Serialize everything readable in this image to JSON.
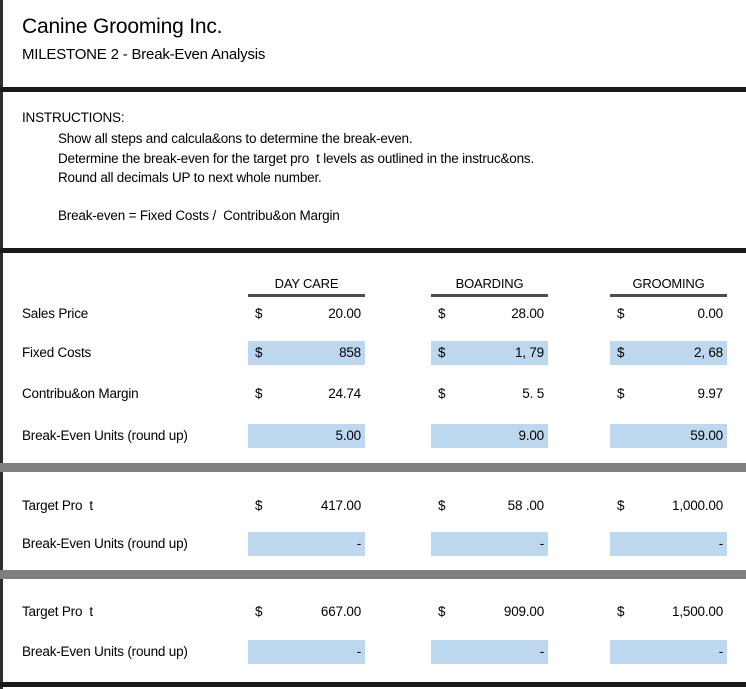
{
  "title": {
    "company": "Canine Grooming Inc.",
    "subtitle": "MILESTONE 2 - Break-Even Analysis"
  },
  "instructions": {
    "heading": "INSTRUCTIONS:",
    "line1": "Show all steps and calcula&ons to determine the break-even.",
    "line2": "Determine the break-even for the target pro  t levels as outlined in the instruc&ons.",
    "line3": "Round all decimals UP to next whole number.",
    "formula": "Break-even = Fixed Costs /  Contribu&on Margin"
  },
  "columns": {
    "c1": "DAY CARE",
    "c2": "BOARDING",
    "c3": "GROOMING"
  },
  "currency": "$",
  "rows": {
    "sales_price": {
      "label": "Sales Price",
      "v1": "20.00",
      "v2": "28.00",
      "v3": "0.00"
    },
    "fixed_costs": {
      "label": "Fixed Costs",
      "v1": "858",
      "v2": "1, 79",
      "v3": "2, 68"
    },
    "contribution_margin": {
      "label": "Contribu&on Margin",
      "v1": "24.74",
      "v2": "5. 5",
      "v3": "9.97"
    },
    "break_even_units_1": {
      "label": "Break-Even Units (round up)",
      "v1": "5.00",
      "v2": "9.00",
      "v3": "59.00"
    },
    "target_profit_1": {
      "label": "Target Pro  t",
      "v1": "417.00",
      "v2": "58 .00",
      "v3": "1,000.00"
    },
    "break_even_units_2": {
      "label": "Break-Even Units (round up)",
      "v1": "-",
      "v2": "-",
      "v3": "-"
    },
    "target_profit_2": {
      "label": "Target Pro  t",
      "v1": "667.00",
      "v2": "909.00",
      "v3": "1,500.00"
    },
    "break_even_units_3": {
      "label": "Break-Even Units (round up)",
      "v1": "-",
      "v2": "-",
      "v3": "-"
    }
  },
  "colors": {
    "highlight": "#BDD7EE",
    "divider_gray": "#7F7F7F",
    "divider_black": "#1A1A1A"
  }
}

***

Given instruction:
Quote all the lines above exactly as given. Do not include the pictures.

The reply:
Serialize everything readable in this image to JSON.
{
  "title": {
    "company": "Canine Grooming Inc.",
    "subtitle": "MILESTONE 2 - Break-Even Analysis"
  },
  "instructions": {
    "heading": "INSTRUCTIONS:",
    "line1": "Show all steps and calcula&ons to determine the break-even.",
    "line2": "Determine the break-even for the target pro  t levels as outlined in the instruc&ons.",
    "line3": "Round all decimals UP to next whole number.",
    "formula": "Break-even = Fixed Costs /  Contribu&on Margin"
  },
  "columns": {
    "c1": "DAY CARE",
    "c2": "BOARDING",
    "c3": "GROOMING"
  },
  "currency": "$",
  "rows": {
    "sales_price": {
      "label": "Sales Price",
      "v1": "20.00",
      "v2": "28.00",
      "v3": "0.00"
    },
    "fixed_costs": {
      "label": "Fixed Costs",
      "v1": "858",
      "v2": "1, 79",
      "v3": "2, 68"
    },
    "contribution_margin": {
      "label": "Contribu&on Margin",
      "v1": "24.74",
      "v2": "5. 5",
      "v3": "9.97"
    },
    "break_even_units_1": {
      "label": "Break-Even Units (round up)",
      "v1": "5.00",
      "v2": "9.00",
      "v3": "59.00"
    },
    "target_profit_1": {
      "label": "Target Pro  t",
      "v1": "417.00",
      "v2": "58 .00",
      "v3": "1,000.00"
    },
    "break_even_units_2": {
      "label": "Break-Even Units (round up)",
      "v1": "-",
      "v2": "-",
      "v3": "-"
    },
    "target_profit_2": {
      "label": "Target Pro  t",
      "v1": "667.00",
      "v2": "909.00",
      "v3": "1,500.00"
    },
    "break_even_units_3": {
      "label": "Break-Even Units (round up)",
      "v1": "-",
      "v2": "-",
      "v3": "-"
    }
  },
  "colors": {
    "highlight": "#BDD7EE",
    "divider_gray": "#7F7F7F",
    "divider_black": "#1A1A1A"
  }
}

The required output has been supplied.